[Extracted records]

________________________

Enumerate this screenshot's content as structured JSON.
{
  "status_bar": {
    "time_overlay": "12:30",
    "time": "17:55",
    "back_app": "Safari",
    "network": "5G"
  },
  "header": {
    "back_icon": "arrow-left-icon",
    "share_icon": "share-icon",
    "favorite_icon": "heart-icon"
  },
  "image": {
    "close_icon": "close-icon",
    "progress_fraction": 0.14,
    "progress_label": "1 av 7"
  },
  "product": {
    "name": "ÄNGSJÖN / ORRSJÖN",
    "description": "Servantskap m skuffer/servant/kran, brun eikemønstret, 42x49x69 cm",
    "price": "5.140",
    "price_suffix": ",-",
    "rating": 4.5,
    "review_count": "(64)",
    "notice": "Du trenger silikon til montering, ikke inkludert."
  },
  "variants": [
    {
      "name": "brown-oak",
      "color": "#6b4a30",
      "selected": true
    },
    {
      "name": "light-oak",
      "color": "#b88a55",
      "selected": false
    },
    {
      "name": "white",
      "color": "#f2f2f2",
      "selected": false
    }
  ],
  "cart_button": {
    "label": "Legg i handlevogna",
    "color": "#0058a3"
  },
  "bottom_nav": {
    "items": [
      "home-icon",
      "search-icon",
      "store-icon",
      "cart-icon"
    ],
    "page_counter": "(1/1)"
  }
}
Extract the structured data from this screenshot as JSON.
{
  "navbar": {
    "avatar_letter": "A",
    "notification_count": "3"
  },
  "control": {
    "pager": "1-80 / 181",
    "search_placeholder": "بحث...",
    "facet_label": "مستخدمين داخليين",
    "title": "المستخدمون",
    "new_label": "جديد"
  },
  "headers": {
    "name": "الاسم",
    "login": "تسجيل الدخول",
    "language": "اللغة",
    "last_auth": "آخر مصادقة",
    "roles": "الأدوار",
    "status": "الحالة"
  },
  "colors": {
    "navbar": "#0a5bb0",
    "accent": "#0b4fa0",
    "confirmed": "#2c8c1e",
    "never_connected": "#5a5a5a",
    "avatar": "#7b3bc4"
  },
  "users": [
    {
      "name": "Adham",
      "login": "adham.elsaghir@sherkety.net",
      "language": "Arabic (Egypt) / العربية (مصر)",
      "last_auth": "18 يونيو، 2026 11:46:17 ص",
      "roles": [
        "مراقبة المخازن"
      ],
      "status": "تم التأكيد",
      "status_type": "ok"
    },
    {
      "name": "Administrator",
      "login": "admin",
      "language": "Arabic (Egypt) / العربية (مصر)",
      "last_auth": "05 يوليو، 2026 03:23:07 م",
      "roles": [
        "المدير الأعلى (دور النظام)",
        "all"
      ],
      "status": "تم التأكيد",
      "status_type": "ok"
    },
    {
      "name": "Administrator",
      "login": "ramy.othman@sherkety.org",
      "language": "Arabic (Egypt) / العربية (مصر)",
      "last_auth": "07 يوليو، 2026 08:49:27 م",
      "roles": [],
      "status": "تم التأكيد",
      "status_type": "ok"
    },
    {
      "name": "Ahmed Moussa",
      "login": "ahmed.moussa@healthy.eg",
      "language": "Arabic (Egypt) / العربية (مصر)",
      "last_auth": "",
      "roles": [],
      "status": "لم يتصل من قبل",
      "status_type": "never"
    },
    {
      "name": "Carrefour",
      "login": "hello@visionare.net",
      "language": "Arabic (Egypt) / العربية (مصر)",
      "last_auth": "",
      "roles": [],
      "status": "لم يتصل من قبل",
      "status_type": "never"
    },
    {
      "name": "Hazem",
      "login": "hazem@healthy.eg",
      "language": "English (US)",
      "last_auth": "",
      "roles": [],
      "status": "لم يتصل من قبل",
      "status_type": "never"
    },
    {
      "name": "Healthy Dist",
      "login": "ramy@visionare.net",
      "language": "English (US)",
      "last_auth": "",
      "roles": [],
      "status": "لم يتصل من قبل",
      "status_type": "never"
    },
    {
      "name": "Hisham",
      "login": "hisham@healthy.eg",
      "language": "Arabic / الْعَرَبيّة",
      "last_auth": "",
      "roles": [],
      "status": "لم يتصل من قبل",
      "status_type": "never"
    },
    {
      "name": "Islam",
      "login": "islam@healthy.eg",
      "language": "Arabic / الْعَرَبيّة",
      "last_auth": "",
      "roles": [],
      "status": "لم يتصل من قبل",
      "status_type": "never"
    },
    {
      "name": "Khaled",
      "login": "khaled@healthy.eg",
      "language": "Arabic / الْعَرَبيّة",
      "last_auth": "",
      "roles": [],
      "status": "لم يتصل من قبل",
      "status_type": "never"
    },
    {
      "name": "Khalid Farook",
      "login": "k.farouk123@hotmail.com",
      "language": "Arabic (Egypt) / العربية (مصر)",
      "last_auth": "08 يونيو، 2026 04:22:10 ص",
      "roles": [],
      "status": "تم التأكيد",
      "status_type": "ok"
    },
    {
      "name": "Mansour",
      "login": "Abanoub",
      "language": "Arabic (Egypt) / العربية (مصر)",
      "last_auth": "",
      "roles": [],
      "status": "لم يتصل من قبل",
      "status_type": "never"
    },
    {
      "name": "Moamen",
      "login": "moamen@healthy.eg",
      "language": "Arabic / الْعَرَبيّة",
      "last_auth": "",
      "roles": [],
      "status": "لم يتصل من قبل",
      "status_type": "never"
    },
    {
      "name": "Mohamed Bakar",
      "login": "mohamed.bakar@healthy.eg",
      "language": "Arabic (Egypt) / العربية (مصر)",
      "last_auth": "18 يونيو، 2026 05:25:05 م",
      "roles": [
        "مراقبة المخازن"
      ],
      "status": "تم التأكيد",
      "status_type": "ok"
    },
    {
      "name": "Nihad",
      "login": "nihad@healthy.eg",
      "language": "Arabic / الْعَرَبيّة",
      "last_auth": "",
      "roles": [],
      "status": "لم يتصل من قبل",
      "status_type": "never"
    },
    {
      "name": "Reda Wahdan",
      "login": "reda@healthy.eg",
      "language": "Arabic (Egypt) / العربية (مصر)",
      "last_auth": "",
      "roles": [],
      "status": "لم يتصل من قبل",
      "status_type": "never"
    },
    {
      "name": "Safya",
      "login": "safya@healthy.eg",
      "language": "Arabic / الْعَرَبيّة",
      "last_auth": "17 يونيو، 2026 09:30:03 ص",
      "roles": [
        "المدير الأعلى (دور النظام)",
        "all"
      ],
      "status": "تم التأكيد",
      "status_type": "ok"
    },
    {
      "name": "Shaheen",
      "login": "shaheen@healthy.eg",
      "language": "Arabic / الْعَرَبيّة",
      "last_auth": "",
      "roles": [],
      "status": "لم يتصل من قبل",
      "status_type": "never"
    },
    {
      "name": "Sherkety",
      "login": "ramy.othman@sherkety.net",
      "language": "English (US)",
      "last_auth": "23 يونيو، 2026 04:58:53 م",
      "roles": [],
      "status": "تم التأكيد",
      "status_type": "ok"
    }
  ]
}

________________________

Objective:
The records above should be returned exactly.

Written solution:
Enumerate this screenshot's content as structured JSON.
{
  "status_bar": {
    "time_overlay": "12:30",
    "time": "17:55",
    "back_app": "Safari",
    "network": "5G"
  },
  "header": {
    "back_icon": "arrow-left-icon",
    "share_icon": "share-icon",
    "favorite_icon": "heart-icon"
  },
  "image": {
    "close_icon": "close-icon",
    "progress_fraction": 0.14,
    "progress_label": "1 av 7"
  },
  "product": {
    "name": "ÄNGSJÖN / ORRSJÖN",
    "description": "Servantskap m skuffer/servant/kran, brun eikemønstret, 42x49x69 cm",
    "price": "5.140",
    "price_suffix": ",-",
    "rating": 4.5,
    "review_count": "(64)",
    "notice": "Du trenger silikon til montering, ikke inkludert."
  },
  "variants": [
    {
      "name": "brown-oak",
      "color": "#6b4a30",
      "selected": true
    },
    {
      "name": "light-oak",
      "color": "#b88a55",
      "selected": false
    },
    {
      "name": "white",
      "color": "#f2f2f2",
      "selected": false
    }
  ],
  "cart_button": {
    "label": "Legg i handlevogna",
    "color": "#0058a3"
  },
  "bottom_nav": {
    "items": [
      "home-icon",
      "search-icon",
      "store-icon",
      "cart-icon"
    ],
    "page_counter": "(1/1)"
  }
}
Extract the structured data from this screenshot as JSON.
{
  "navbar": {
    "avatar_letter": "A",
    "notification_count": "3"
  },
  "control": {
    "pager": "1-80 / 181",
    "search_placeholder": "بحث...",
    "facet_label": "مستخدمين داخليين",
    "title": "المستخدمون",
    "new_label": "جديد"
  },
  "headers": {
    "name": "الاسم",
    "login": "تسجيل الدخول",
    "language": "اللغة",
    "last_auth": "آخر مصادقة",
    "roles": "الأدوار",
    "status": "الحالة"
  },
  "colors": {
    "navbar": "#0a5bb0",
    "accent": "#0b4fa0",
    "confirmed": "#2c8c1e",
    "never_connected": "#5a5a5a",
    "avatar": "#7b3bc4"
  },
  "users": [
    {
      "name": "Adham",
      "login": "adham.elsaghir@sherkety.net",
      "language": "Arabic (Egypt) / العربية (مصر)",
      "last_auth": "18 يونيو، 2026 11:46:17 ص",
      "roles": [
        "مراقبة المخازن"
      ],
      "status": "تم التأكيد",
      "status_type": "ok"
    },
    {
      "name": "Administrator",
      "login": "admin",
      "language": "Arabic (Egypt) / العربية (مصر)",
      "last_auth": "05 يوليو، 2026 03:23:07 م",
      "roles": [
        "المدير الأعلى (دور النظام)",
        "all"
      ],
      "status": "تم التأكيد",
      "status_type": "ok"
    },
    {
      "name": "Administrator",
      "login": "ramy.othman@sherkety.org",
      "language": "Arabic (Egypt) / العربية (مصر)",
      "last_auth": "07 يوليو، 2026 08:49:27 م",
      "roles": [],
      "status": "تم التأكيد",
      "status_type": "ok"
    },
    {
      "name": "Ahmed Moussa",
      "login": "ahmed.moussa@healthy.eg",
      "language": "Arabic (Egypt) / العربية (مصر)",
      "last_auth": "",
      "roles": [],
      "status": "لم يتصل من قبل",
      "status_type": "never"
    },
    {
      "name": "Carrefour",
      "login": "hello@visionare.net",
      "language": "Arabic (Egypt) / العربية (مصر)",
      "last_auth": "",
      "roles": [],
      "status": "لم يتصل من قبل",
      "status_type": "never"
    },
    {
      "name": "Hazem",
      "login": "hazem@healthy.eg",
      "language": "English (US)",
      "last_auth": "",
      "roles": [],
      "status": "لم يتصل من قبل",
      "status_type": "never"
    },
    {
      "name": "Healthy Dist",
      "login": "ramy@visionare.net",
      "language": "English (US)",
      "last_auth": "",
      "roles": [],
      "status": "لم يتصل من قبل",
      "status_type": "never"
    },
    {
      "name": "Hisham",
      "login": "hisham@healthy.eg",
      "language": "Arabic / الْعَرَبيّة",
      "last_auth": "",
      "roles": [],
      "status": "لم يتصل من قبل",
      "status_type": "never"
    },
    {
      "name": "Islam",
      "login": "islam@healthy.eg",
      "language": "Arabic / الْعَرَبيّة",
      "last_auth": "",
      "roles": [],
      "status": "لم يتصل من قبل",
      "status_type": "never"
    },
    {
      "name": "Khaled",
      "login": "khaled@healthy.eg",
      "language": "Arabic / الْعَرَبيّة",
      "last_auth": "",
      "roles": [],
      "status": "لم يتصل من قبل",
      "status_type": "never"
    },
    {
      "name": "Khalid Farook",
      "login": "k.farouk123@hotmail.com",
      "language": "Arabic (Egypt) / العربية (مصر)",
      "last_auth": "08 يونيو، 2026 04:22:10 ص",
      "roles": [],
      "status": "تم التأكيد",
      "status_type": "ok"
    },
    {
      "name": "Mansour",
      "login": "Abanoub",
      "language": "Arabic (Egypt) / العربية (مصر)",
      "last_auth": "",
      "roles": [],
      "status": "لم يتصل من قبل",
      "status_type": "never"
    },
    {
      "name": "Moamen",
      "login": "moamen@healthy.eg",
      "language": "Arabic / الْعَرَبيّة",
      "last_auth": "",
      "roles": [],
      "status": "لم يتصل من قبل",
      "status_type": "never"
    },
    {
      "name": "Mohamed Bakar",
      "login": "mohamed.bakar@healthy.eg",
      "language": "Arabic (Egypt) / العربية (مصر)",
      "last_auth": "18 يونيو، 2026 05:25:05 م",
      "roles": [
        "مراقبة المخازن"
      ],
      "status": "تم التأكيد",
      "status_type": "ok"
    },
    {
      "name": "Nihad",
      "login": "nihad@healthy.eg",
      "language": "Arabic / الْعَرَبيّة",
      "last_auth": "",
      "roles": [],
      "status": "لم يتصل من قبل",
      "status_type": "never"
    },
    {
      "name": "Reda Wahdan",
      "login": "reda@healthy.eg",
      "language": "Arabic (Egypt) / العربية (مصر)",
      "last_auth": "",
      "roles": [],
      "status": "لم يتصل من قبل",
      "status_type": "never"
    },
    {
      "name": "Safya",
      "login": "safya@healthy.eg",
      "language": "Arabic / الْعَرَبيّة",
      "last_auth": "17 يونيو، 2026 09:30:03 ص",
      "roles": [
        "المدير الأعلى (دور النظام)",
        "all"
      ],
      "status": "تم التأكيد",
      "status_type": "ok"
    },
    {
      "name": "Shaheen",
      "login": "shaheen@healthy.eg",
      "language": "Arabic / الْعَرَبيّة",
      "last_auth": "",
      "roles": [],
      "status": "لم يتصل من قبل",
      "status_type": "never"
    },
    {
      "name": "Sherkety",
      "login": "ramy.othman@sherkety.net",
      "language": "English (US)",
      "last_auth": "23 يونيو، 2026 04:58:53 م",
      "roles": [],
      "status": "تم التأكيد",
      "status_type": "ok"
    }
  ]
}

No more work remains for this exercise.